▶ [DIRECTION]: In the passage about Xarray and neuroscience data, which software toolkit uses Xarray's data structures in some of its parts?

BEGIN PASSAGE TO READ

Wednesday, March 29th, 2023 (about 1 year ago)
TLDR: Xarray’s data structures are used in parts of the AllenSDK and provide an effective way to represent data recorded from neurons in living brains.
These days, most neuroscience involves a hefty dose of data science. As technological advances make it possible to record larger numbers of neurons simultaneously1-3, neuroscientists need to spend even more time writing code to extract value from the massive datasets being produced. Despite the general enthusiasm for big data across the field, there are still no widely adopted conventions for representing neural time series in memory. This means that most researchers end up developing their own ad hoc analysis approaches which are rarely reused, even by members of the same laboratory.

END PASSAGE TO READ
BEGIN EXTRACTED DATA

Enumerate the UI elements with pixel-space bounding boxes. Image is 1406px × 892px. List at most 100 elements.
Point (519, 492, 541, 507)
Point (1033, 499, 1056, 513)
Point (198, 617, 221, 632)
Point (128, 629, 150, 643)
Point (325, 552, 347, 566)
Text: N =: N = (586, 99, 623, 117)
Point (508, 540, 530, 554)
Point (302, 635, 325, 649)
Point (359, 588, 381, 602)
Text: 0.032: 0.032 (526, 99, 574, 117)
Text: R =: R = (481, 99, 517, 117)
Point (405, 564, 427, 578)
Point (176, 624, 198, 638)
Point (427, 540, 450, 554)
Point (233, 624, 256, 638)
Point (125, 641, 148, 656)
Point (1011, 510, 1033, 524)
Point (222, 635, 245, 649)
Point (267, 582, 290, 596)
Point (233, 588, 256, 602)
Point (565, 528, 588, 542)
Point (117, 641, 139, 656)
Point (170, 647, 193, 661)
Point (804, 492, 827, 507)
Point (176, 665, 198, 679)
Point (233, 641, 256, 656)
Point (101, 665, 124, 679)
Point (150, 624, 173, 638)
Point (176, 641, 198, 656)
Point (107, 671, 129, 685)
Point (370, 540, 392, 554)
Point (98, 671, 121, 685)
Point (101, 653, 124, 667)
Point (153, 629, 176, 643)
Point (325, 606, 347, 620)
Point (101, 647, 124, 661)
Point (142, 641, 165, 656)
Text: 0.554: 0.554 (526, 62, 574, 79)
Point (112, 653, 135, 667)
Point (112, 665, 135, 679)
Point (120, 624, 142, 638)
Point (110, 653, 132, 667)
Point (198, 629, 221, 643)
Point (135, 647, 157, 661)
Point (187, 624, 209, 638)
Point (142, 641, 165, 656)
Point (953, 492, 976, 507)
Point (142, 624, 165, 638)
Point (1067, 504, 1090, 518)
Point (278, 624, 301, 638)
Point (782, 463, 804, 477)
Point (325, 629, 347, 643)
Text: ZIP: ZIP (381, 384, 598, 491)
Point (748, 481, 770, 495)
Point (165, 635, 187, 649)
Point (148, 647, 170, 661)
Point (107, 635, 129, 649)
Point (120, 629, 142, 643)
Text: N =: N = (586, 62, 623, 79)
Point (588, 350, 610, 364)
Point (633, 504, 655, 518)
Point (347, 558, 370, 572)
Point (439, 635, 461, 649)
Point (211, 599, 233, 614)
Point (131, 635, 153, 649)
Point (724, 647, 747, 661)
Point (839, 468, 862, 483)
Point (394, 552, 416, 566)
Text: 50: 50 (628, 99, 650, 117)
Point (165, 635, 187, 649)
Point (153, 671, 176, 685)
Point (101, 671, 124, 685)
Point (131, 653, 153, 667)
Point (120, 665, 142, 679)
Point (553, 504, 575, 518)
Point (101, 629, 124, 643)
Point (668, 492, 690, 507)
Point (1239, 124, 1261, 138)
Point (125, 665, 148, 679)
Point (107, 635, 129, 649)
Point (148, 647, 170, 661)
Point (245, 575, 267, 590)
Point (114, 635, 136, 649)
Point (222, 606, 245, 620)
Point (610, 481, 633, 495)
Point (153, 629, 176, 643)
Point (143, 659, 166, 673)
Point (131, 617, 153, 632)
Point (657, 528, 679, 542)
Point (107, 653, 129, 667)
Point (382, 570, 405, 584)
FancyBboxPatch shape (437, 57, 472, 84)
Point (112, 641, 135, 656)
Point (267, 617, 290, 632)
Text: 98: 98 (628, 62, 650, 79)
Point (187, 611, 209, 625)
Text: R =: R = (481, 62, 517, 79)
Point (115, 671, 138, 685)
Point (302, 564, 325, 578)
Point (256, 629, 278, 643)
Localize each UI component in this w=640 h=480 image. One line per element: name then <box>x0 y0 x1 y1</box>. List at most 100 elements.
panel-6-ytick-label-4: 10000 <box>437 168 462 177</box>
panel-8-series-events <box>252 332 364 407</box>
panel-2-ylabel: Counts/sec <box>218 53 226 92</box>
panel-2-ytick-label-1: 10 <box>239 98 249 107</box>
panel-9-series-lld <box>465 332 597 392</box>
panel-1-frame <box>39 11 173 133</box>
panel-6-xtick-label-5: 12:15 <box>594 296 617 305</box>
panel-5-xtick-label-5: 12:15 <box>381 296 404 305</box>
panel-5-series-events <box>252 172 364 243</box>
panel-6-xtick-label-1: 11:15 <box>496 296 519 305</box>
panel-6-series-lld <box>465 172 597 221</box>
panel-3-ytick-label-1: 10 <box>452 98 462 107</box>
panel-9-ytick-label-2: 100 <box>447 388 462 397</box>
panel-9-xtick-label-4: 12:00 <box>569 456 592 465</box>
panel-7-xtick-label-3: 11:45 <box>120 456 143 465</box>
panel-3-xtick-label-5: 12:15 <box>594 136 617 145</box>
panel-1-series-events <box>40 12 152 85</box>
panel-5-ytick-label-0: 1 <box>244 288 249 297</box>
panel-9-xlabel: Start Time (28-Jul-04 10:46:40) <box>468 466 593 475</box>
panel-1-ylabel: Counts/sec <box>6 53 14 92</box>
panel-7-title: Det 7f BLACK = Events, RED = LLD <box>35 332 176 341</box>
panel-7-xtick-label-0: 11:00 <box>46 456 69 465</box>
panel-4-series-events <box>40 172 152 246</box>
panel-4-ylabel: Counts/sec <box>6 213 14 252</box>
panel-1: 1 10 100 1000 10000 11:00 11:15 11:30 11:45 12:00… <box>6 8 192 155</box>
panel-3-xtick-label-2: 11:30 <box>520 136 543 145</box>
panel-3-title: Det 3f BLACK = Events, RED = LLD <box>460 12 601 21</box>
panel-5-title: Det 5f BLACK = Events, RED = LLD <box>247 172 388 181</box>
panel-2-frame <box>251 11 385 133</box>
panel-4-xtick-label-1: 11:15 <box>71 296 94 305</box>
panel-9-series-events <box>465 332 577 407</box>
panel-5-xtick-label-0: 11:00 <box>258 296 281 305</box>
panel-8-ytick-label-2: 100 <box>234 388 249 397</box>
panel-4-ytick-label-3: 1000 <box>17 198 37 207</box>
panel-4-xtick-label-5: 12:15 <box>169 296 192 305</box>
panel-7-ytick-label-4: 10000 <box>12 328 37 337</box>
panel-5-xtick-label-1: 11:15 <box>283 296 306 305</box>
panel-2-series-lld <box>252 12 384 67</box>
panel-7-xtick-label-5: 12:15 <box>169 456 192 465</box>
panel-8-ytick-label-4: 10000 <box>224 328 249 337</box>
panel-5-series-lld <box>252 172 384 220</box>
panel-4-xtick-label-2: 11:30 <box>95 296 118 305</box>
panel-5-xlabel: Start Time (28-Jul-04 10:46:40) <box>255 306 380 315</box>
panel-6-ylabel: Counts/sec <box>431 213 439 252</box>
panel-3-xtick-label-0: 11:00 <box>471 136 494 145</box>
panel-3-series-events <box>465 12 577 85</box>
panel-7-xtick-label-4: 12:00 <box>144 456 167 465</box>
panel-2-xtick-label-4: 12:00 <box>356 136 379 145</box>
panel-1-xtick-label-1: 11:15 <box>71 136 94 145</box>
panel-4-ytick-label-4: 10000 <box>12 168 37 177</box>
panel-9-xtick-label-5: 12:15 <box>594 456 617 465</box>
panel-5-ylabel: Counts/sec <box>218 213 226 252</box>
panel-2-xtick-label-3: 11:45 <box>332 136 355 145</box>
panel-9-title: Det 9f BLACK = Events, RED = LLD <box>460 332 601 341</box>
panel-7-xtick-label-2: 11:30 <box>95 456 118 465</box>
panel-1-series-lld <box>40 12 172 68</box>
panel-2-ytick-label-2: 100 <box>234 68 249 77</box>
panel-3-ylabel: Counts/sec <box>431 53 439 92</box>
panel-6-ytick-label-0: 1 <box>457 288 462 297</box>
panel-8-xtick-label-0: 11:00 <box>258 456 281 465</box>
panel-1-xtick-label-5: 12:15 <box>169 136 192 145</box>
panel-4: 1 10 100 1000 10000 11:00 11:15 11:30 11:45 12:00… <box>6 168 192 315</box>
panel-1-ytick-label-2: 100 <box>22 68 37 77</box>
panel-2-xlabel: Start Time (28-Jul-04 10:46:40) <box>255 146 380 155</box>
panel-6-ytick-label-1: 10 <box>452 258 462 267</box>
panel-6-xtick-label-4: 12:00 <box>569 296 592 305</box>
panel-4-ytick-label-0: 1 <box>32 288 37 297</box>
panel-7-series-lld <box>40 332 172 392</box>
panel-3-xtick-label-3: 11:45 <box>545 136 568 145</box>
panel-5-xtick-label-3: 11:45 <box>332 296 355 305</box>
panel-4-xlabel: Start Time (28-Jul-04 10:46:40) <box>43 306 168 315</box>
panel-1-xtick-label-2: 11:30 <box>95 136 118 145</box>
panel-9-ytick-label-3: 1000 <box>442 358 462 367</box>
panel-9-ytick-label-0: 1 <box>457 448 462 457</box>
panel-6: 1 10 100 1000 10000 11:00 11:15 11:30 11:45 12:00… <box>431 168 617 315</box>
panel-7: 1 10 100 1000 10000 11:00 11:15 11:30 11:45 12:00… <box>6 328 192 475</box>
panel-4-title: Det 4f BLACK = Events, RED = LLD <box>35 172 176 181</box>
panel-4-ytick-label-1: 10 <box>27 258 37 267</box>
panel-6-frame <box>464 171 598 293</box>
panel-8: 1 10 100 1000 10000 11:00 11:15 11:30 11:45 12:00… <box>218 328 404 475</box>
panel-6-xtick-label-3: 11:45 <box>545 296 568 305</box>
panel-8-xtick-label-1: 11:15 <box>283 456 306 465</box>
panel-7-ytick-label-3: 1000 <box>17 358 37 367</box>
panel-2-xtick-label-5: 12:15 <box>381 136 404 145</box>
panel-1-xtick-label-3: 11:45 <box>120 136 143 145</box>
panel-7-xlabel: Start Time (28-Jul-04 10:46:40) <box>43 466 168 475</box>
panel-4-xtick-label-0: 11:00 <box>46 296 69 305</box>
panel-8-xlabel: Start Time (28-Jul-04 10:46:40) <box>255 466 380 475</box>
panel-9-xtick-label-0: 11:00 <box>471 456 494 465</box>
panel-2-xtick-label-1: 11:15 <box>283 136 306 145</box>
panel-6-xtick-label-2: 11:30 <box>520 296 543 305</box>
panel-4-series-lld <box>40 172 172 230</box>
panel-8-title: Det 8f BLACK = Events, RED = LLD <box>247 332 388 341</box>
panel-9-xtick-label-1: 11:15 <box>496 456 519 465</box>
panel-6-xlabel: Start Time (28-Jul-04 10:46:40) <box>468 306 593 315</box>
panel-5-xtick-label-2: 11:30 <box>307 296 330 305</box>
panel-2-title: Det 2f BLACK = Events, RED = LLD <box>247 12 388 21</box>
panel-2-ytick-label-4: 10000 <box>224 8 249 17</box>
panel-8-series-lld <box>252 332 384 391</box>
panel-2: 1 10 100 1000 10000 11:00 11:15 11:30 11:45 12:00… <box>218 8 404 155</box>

END EXTRACTED DATA

▶ [THE RESULT]: The AllenSDK.